§ Document segment:
■ ■ ■ ■
One thing that really stands out when you first move to Spain is just how many police officers there are on the streets.
And although it can be very reassuring to know that they are there to protect us, there can be some confusion over the different roles they play in keeping us safe.
There are three main police forces in Spain which are defined by not only the uniforms they wear but also their appearance and the roles they undertake.
Below we explain what each of the three police forces is and how they help to keep the country safe and secure.
Local or Municipal Police - Policía Local (Call 092)
Recognised by their blue uniforms, the Local or Municipal police are a common sight and are attached to and recruited by the local town halls.
In some areas including Madrid and Valladolid, they are referred to as Municipal Police (Policía Municipal), whereas in Barcelona they are called ‘Guardia Urbana’. In the vast majority of cities and towns, they are called the Local police or 'Policía Local'.
You will usually find local police where the municipality has a population of more than 5,000 people.
There are currently around 70,000 local police officers throughout Spain serving the 17 autonomous communities.
Like all police officers in Spain, the local police are armed.
When not walking the beat, they will usually be found driving around in white and blue patrol cars.
Some of their main responsibilities include:-
The Local Police can also be considered guardians of the town and will protect local authorities and their official buildings.
In resort areas, many of the local police officers will speak English.
If you need to report a minor crime (denuncia) such as theft, parking issues, traffic control or bylaw infringements, you can call the Local police on 092
National Police - Policía Nacional (Call 091)
Spain’s national police (Policía Nacional) is an armed civil force that deals with more serious crimes.
Unlike the Local police which is connected to the town halls, the national police are managed by the Directorate General of Police and Civil Guard. This means that they are under the authority of the State Department of Security in the Ministry of the Interior.
As of 2020, there are over 87,000 Policía Nacional officers who operate in all the capital cities of Spain’s 50 provinces and others as designated by the national Government.
■ ■ ■ ■
§ Given request A:
Answer these questions from the text on Spain's police forces:
(i) What number do you call to reach the Local police?
(ii) How many Policía Nacional officers were there as of 2020?
(iii) What are the local police called in Barcelona?
§ Given request B: According to the text on Spain's police forces, why does the national police come under the authority of the State Department of Security in the Ministry of the Interior?
§ Given request C: Transcribe the passage in the text on Spain's police forces from "Local or Municipal Police - Policía" to "local town halls.".

§ Part of a data file:
■ ■ ■ ■
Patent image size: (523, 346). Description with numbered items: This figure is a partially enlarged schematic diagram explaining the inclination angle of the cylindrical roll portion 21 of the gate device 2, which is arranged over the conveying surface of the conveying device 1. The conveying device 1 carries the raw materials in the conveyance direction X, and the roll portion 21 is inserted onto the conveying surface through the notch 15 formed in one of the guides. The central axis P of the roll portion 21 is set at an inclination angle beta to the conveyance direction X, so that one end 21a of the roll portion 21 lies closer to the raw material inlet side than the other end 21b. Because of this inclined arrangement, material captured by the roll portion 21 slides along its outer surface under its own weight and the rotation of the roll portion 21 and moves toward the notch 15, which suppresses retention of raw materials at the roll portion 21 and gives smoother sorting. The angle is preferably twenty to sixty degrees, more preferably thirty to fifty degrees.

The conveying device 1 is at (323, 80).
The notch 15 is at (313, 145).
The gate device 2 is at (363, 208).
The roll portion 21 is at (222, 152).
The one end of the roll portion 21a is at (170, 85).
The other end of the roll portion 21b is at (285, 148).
■ ■ ■ ■
§ Expected output A:
(i) 092
(ii) Over 87,000
(iii) 'Guardia Urbana'

§ Expected output B: The national police are managed by the Directorate General of Police and Civil Guard. That is why they fall under the authority of the State Department of Security in the Ministry of the Interior. The Local police, by contrast, are connected to the town halls.

§ Expected output C:
Local or Municipal Police - Policía Local (Call 092)
Recognised by their blue uniforms, the Local or Municipal police are a common sight and are attached to and recruited by the local town halls.